-------- INPUT DATA
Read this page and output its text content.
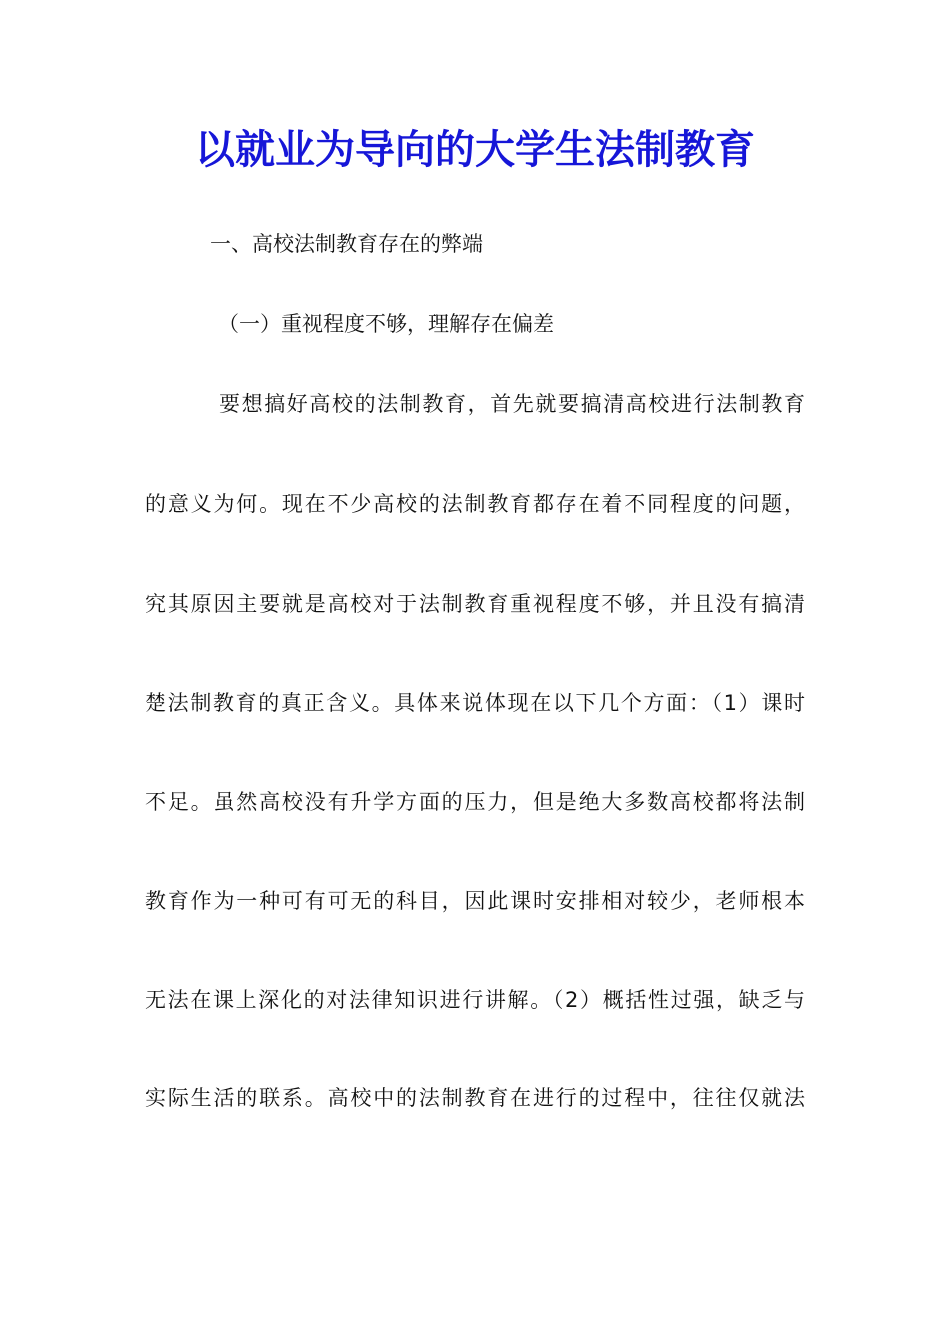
以就业为导向的大学生法制教育

一、高校法制教育存在的弊端

（一）重视程度不够，理解存在偏差

要想搞好高校的法制教育，首先就要搞清高校进行法制教育
的意义为何。现在不少高校的法制教育都存在着不同程度的问题，
究其原因主要就是高校对于法制教育重视程度不够，并且没有搞清
楚法制教育的真正含义。具体来说体现在以下几个方面：（1）课时
不足。虽然高校没有升学方面的压力，但是绝大多数高校都将法制
教育作为一种可有可无的科目，因此课时安排相对较少，老师根本
无法在课上深化的对法律知识进行讲解。（2）概括性过强，缺乏与
实际生活的联系。高校中的法制教育在进行的过程中，往往仅就法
----------------
▸ **TASK**
Drop the images and quote the entries word for word.

▸ **ANSWER TO THIS PROBLEM**
Read this page and output its text content.
以就业为导向的大学生法制教育

一、高校法制教育存在的弊端

（一）重视程度不够，理解存在偏差

要想搞好高校的法制教育，首先就要搞清高校进行法制教育
的意义为何。现在不少高校的法制教育都存在着不同程度的问题，
究其原因主要就是高校对于法制教育重视程度不够，并且没有搞清
楚法制教育的真正含义。具体来说体现在以下几个方面：（1）课时
不足。虽然高校没有升学方面的压力，但是绝大多数高校都将法制
教育作为一种可有可无的科目，因此课时安排相对较少，老师根本
无法在课上深化的对法律知识进行讲解。（2）概括性过强，缺乏与
实际生活的联系。高校中的法制教育在进行的过程中，往往仅就法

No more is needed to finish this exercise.